### EXCERPTED DATA
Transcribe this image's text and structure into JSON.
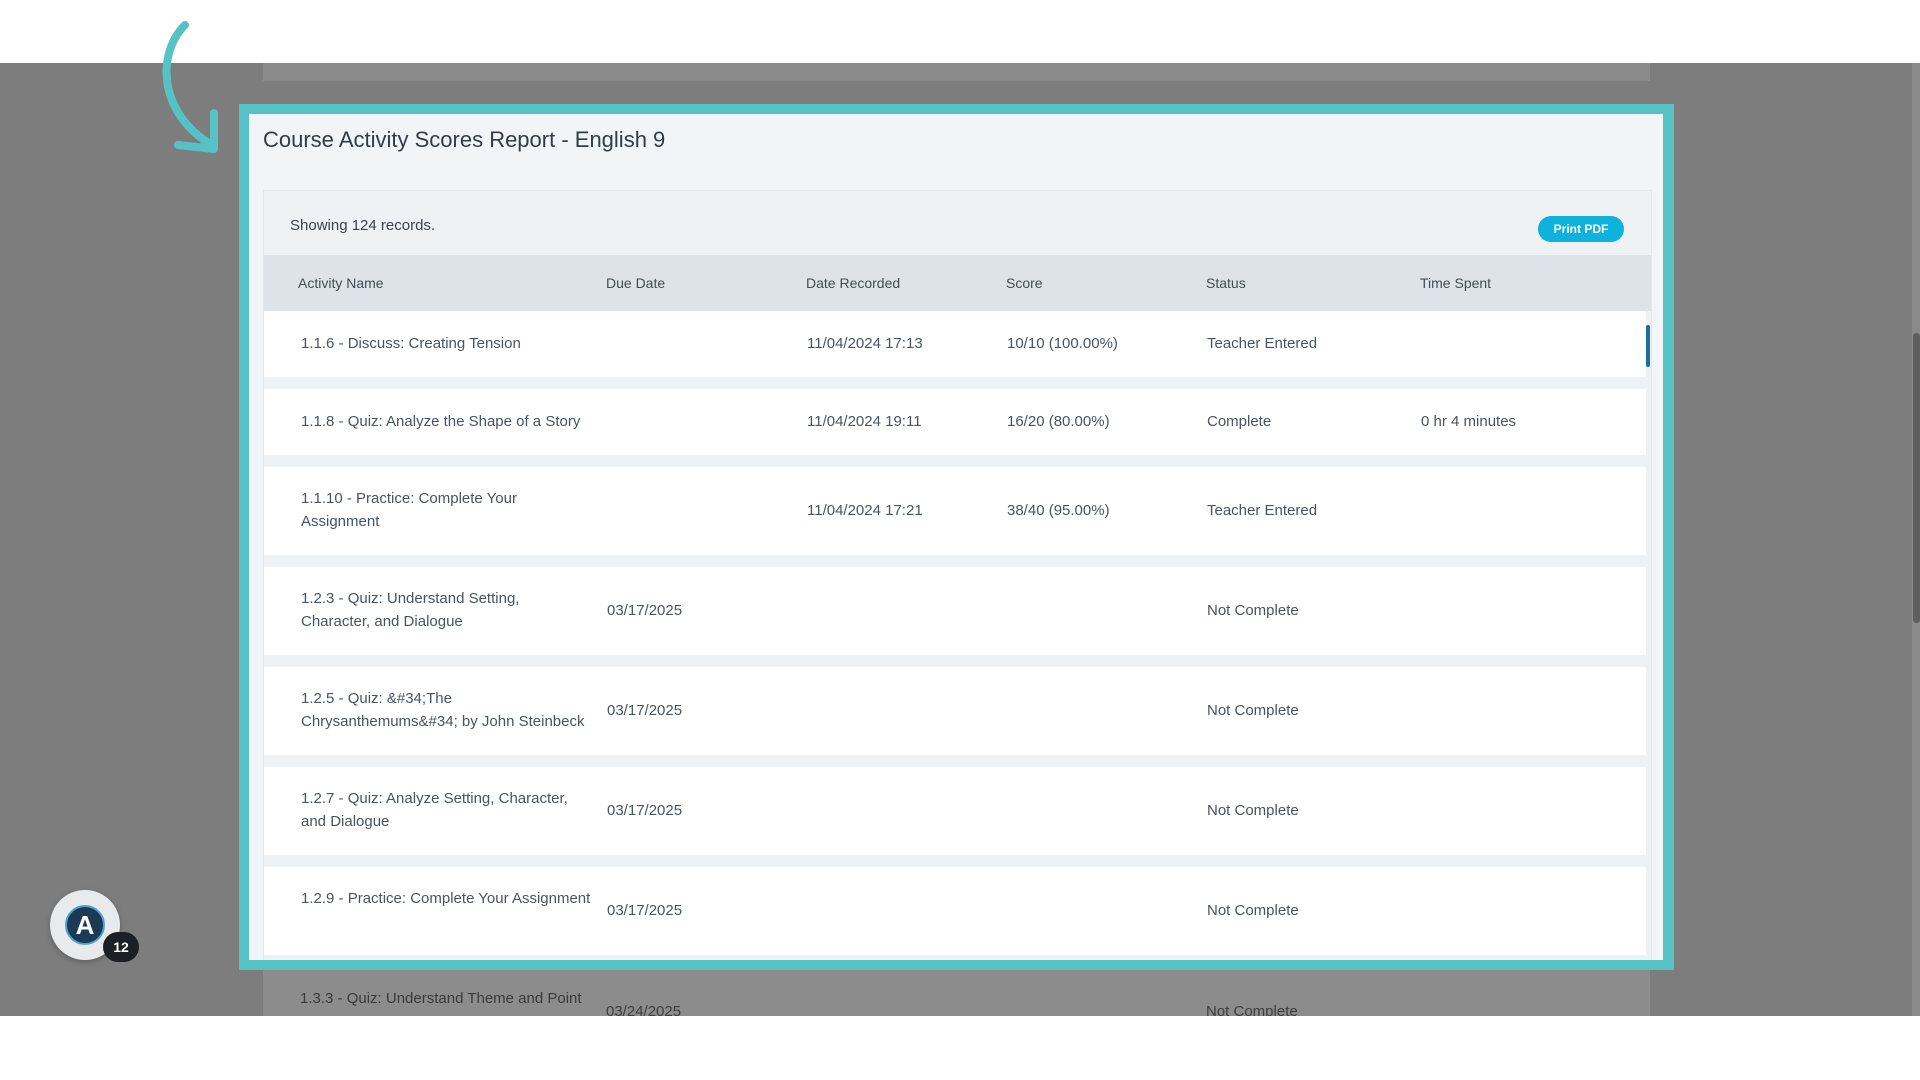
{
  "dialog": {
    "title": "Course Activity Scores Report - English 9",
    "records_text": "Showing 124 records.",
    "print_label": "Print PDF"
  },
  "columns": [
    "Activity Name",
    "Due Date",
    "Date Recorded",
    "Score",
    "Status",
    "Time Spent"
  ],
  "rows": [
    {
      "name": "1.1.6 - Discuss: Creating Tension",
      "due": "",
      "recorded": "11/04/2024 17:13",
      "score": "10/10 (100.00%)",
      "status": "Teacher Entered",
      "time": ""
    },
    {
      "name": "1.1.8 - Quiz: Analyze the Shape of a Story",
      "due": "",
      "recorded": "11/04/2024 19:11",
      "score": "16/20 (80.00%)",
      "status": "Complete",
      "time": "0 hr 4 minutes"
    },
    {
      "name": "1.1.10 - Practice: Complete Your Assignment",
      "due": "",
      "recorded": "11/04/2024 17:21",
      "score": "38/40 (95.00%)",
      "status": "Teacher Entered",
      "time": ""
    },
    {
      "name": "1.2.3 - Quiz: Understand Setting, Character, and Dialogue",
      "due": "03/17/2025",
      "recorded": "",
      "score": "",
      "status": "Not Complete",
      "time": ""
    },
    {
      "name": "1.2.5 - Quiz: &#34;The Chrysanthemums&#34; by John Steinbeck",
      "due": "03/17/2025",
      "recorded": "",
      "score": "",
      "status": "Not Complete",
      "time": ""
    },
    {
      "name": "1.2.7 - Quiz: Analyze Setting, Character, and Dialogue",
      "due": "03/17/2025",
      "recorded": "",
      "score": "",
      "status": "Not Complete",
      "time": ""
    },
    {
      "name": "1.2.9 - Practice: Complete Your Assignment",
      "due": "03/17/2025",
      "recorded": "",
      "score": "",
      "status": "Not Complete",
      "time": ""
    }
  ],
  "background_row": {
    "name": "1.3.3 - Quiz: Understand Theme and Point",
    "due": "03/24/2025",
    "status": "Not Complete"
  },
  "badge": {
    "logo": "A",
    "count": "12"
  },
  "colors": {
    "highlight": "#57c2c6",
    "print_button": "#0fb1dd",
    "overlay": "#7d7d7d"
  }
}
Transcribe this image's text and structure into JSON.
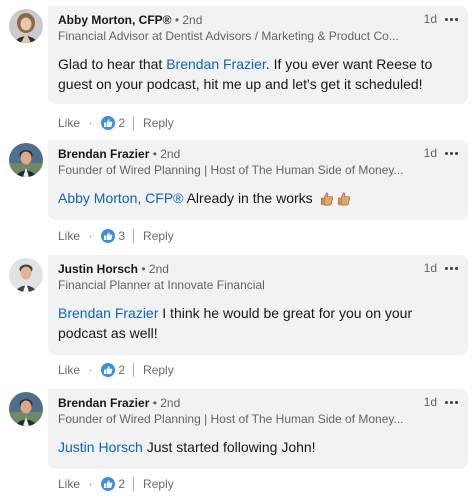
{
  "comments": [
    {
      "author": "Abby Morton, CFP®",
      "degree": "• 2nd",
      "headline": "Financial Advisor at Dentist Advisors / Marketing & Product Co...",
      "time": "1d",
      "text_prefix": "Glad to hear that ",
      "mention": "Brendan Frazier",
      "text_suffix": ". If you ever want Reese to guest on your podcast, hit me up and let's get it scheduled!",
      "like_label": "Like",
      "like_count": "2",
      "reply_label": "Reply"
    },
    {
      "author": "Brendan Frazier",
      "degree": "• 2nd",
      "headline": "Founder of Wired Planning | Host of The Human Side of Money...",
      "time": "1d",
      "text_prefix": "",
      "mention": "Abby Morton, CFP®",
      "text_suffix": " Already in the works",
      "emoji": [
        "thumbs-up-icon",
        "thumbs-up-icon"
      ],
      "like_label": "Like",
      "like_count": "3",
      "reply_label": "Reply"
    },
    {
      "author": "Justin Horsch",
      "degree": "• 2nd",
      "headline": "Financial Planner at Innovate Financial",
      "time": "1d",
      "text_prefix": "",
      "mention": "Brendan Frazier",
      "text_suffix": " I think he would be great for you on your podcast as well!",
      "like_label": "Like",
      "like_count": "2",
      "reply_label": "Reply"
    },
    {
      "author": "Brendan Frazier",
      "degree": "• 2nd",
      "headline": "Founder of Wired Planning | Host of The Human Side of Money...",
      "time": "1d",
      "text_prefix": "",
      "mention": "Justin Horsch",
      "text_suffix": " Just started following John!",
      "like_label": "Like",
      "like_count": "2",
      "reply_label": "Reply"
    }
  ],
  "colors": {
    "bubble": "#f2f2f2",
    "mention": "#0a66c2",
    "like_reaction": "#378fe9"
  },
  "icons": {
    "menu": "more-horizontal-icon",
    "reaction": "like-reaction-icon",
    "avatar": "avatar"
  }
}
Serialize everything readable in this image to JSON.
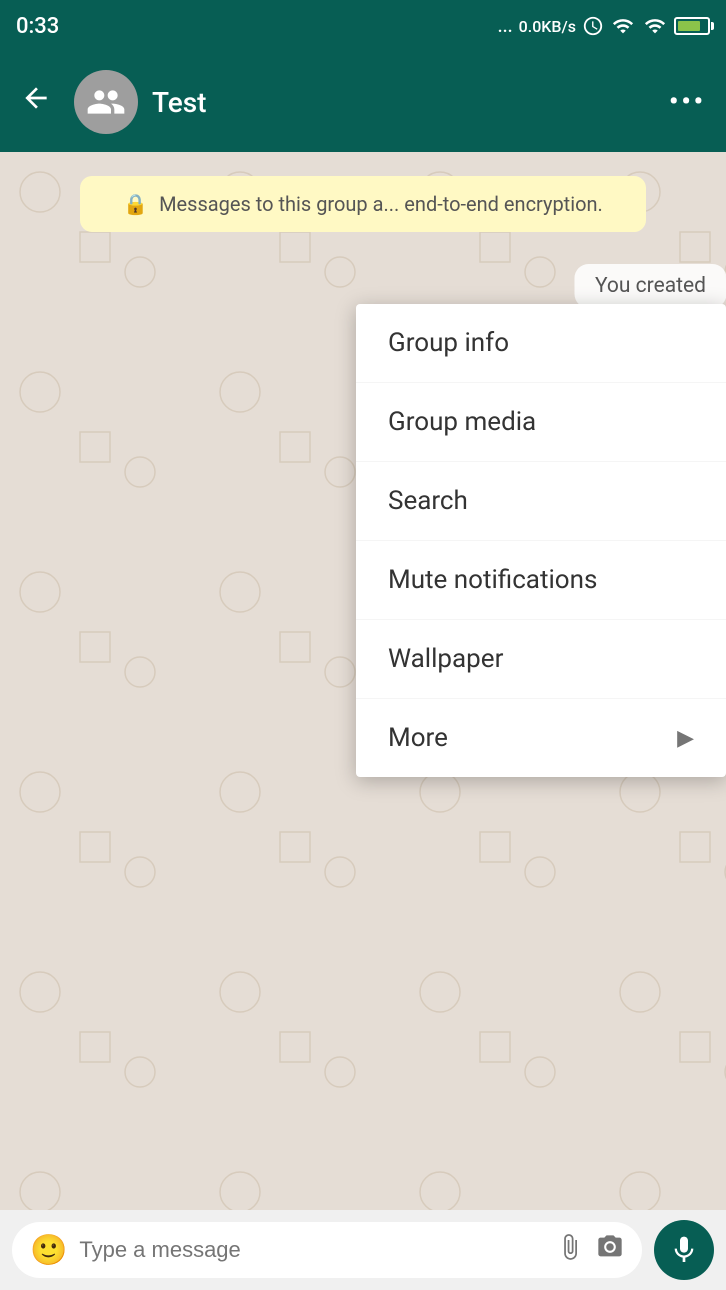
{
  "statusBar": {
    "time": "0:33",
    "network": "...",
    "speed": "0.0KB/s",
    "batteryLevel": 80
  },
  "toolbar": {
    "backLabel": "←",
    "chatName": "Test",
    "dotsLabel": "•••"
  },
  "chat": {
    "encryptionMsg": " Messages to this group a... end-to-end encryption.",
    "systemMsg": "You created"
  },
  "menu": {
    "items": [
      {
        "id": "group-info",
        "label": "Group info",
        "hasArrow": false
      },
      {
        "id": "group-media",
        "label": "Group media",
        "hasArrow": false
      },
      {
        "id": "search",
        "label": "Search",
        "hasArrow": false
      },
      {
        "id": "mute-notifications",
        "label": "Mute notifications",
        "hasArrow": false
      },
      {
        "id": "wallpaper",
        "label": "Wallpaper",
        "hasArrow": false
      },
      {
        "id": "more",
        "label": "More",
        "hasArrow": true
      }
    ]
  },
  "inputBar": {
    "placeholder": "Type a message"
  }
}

### SET TASK
Each line that holds the word "Activity" is to be copied.

### RESULT OF THIS TASK
    "title": "Course Activity Scores Report - English 9",
    "Activity Name",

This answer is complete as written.